-- begin --
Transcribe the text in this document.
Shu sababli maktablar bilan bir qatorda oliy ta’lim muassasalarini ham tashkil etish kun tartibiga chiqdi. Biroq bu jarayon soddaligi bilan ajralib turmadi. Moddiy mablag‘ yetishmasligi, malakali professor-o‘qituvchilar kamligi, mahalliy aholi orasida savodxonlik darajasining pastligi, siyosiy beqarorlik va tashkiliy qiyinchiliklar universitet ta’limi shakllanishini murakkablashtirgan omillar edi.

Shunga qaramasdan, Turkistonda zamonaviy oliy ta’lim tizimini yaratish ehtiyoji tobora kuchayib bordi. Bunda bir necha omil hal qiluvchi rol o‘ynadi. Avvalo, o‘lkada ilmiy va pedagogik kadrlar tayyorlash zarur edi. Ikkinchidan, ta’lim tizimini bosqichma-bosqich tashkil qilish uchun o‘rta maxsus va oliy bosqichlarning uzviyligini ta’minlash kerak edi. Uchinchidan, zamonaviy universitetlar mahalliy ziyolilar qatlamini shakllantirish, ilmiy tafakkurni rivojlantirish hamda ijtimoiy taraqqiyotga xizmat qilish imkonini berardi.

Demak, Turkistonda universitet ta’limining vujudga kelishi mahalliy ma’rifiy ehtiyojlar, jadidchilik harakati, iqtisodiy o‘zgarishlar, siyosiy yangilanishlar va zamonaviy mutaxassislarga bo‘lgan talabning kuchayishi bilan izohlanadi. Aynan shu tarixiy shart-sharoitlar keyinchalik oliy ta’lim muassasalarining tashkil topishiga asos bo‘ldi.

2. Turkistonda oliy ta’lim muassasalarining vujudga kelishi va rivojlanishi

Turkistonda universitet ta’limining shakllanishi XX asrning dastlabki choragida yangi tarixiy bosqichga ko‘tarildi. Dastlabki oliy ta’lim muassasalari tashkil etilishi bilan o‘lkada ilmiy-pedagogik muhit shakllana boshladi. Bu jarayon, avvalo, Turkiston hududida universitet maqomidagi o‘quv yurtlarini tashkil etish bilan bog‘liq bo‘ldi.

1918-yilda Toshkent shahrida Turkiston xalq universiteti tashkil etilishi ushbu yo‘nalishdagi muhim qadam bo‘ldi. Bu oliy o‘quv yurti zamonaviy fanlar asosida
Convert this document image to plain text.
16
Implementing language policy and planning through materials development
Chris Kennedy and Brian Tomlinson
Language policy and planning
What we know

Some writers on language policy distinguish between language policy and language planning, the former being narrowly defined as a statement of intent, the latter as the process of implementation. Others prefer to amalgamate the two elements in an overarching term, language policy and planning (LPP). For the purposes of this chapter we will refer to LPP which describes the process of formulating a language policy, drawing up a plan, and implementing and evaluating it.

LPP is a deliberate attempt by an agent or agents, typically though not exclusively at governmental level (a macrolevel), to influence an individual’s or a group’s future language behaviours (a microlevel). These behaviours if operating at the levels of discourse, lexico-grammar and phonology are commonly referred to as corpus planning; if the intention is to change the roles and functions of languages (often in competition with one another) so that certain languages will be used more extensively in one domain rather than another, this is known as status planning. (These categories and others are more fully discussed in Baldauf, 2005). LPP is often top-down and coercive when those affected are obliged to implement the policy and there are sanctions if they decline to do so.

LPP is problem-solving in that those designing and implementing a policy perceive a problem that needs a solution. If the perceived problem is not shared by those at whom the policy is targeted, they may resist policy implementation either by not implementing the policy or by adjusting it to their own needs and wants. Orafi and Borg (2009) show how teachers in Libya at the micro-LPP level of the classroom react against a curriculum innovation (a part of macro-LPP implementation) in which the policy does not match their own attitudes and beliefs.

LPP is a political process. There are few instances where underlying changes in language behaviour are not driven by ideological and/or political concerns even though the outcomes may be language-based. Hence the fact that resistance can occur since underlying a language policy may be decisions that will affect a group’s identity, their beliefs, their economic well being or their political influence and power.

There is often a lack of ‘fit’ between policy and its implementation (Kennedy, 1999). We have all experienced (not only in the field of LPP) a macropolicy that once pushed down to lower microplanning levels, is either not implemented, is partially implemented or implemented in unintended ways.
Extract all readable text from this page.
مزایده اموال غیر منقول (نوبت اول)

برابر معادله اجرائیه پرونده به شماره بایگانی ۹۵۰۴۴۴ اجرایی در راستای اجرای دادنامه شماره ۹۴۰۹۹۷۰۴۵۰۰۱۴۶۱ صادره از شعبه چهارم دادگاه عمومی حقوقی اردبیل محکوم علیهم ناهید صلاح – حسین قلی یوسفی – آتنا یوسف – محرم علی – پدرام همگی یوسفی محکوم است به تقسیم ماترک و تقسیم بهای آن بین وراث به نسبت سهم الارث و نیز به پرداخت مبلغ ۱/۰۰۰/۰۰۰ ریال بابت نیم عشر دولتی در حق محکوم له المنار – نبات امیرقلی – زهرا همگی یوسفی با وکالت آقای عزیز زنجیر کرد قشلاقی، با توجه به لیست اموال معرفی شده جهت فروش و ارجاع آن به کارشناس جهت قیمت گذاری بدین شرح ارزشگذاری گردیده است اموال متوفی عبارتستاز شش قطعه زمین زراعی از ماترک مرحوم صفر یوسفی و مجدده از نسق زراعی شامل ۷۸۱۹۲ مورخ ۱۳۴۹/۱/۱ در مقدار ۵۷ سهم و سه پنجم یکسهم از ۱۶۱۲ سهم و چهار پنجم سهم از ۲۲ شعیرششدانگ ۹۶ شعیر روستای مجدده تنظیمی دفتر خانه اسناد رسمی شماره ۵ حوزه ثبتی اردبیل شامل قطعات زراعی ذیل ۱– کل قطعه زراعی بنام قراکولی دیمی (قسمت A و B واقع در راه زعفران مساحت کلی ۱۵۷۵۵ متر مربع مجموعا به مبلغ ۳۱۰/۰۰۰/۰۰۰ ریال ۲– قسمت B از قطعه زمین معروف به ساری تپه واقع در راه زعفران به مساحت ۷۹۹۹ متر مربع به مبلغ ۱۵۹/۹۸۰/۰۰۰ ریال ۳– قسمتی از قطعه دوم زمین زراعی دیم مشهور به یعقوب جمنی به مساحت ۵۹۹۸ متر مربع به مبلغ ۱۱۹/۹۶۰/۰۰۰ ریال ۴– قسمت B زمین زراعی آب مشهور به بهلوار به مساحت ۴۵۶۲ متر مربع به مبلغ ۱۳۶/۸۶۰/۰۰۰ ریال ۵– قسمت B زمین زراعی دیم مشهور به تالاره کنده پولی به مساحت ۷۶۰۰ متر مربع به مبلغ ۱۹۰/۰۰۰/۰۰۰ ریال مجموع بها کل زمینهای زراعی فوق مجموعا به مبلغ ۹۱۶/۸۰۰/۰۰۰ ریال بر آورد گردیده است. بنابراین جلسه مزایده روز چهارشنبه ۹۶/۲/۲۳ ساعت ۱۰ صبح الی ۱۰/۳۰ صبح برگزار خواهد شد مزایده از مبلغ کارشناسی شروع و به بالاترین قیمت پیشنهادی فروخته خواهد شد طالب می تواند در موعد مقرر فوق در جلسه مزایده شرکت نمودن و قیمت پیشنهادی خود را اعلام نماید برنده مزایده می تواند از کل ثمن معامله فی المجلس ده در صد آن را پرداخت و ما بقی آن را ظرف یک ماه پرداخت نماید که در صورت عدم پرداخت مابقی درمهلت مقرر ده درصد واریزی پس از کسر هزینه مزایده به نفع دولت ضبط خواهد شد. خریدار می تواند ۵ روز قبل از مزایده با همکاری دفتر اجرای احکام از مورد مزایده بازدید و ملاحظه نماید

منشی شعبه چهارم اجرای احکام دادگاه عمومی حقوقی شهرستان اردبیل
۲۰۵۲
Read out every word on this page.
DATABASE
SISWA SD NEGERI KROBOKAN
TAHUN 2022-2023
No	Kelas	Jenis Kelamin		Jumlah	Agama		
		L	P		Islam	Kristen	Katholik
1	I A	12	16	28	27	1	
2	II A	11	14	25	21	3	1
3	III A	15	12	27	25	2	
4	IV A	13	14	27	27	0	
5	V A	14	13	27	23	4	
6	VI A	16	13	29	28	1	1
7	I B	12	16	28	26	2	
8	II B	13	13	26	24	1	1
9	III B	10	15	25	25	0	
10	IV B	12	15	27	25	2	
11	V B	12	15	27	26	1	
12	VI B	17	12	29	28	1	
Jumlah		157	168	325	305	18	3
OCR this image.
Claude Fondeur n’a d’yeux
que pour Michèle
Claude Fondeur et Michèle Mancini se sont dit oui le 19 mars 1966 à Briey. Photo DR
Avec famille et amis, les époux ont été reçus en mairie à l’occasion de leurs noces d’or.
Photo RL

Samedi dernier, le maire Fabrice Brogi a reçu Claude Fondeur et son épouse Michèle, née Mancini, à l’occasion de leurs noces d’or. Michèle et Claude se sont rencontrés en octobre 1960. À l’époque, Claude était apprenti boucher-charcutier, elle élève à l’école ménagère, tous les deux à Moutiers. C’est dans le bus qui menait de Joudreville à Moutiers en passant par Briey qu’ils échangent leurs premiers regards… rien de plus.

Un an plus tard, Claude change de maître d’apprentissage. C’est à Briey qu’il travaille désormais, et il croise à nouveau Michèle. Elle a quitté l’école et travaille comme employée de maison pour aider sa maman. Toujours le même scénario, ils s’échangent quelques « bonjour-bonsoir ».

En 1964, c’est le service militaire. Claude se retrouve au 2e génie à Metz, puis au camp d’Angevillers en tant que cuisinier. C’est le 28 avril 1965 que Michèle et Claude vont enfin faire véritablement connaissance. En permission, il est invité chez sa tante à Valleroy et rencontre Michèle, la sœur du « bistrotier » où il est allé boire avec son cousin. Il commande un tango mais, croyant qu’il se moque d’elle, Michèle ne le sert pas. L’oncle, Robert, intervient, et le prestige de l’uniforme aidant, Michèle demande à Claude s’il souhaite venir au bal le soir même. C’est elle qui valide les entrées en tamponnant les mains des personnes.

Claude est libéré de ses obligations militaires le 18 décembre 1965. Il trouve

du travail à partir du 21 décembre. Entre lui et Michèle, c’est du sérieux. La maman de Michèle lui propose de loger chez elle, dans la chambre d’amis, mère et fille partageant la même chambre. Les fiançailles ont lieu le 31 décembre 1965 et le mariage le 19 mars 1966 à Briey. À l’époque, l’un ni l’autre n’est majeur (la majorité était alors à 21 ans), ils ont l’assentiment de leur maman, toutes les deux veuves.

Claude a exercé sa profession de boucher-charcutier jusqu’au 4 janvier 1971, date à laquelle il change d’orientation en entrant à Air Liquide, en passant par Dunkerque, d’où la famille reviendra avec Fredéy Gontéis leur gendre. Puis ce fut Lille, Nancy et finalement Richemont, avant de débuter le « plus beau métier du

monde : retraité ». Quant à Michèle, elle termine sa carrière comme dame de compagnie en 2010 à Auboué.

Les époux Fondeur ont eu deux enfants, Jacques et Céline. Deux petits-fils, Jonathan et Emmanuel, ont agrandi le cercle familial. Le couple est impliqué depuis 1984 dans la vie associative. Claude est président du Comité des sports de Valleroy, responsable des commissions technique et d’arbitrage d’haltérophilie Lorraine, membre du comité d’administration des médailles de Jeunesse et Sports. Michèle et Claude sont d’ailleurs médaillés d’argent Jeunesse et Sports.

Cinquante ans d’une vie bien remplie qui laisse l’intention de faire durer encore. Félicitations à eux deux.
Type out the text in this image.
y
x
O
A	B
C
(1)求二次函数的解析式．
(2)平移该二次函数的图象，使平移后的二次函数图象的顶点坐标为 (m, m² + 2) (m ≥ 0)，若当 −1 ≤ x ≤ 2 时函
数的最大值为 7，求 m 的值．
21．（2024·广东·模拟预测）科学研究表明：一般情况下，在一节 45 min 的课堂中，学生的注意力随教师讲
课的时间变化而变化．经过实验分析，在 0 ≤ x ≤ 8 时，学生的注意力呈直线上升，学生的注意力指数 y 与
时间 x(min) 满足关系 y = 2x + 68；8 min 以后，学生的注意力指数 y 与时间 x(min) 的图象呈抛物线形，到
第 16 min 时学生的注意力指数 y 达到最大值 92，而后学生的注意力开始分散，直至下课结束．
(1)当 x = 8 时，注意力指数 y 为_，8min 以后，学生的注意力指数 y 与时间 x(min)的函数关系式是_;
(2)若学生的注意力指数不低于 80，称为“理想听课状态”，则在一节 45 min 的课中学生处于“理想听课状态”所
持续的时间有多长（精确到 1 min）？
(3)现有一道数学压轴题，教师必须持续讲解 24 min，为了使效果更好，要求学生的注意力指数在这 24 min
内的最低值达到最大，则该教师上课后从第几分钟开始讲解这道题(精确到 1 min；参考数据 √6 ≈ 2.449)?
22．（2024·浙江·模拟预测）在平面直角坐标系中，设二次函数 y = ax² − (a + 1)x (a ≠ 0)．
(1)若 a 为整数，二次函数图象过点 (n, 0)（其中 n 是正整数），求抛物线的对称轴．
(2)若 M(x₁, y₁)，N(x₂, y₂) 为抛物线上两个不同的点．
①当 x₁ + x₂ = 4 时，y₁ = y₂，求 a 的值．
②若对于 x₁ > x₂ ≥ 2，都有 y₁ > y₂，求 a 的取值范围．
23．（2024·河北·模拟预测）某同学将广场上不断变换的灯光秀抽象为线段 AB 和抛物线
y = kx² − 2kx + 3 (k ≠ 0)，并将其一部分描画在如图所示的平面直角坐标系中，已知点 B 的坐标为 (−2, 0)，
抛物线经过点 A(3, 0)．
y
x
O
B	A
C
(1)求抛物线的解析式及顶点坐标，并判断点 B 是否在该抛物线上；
-- end --
Count every line of the records that holds "kelishi". State the number, nothing else.

▸ Response below
2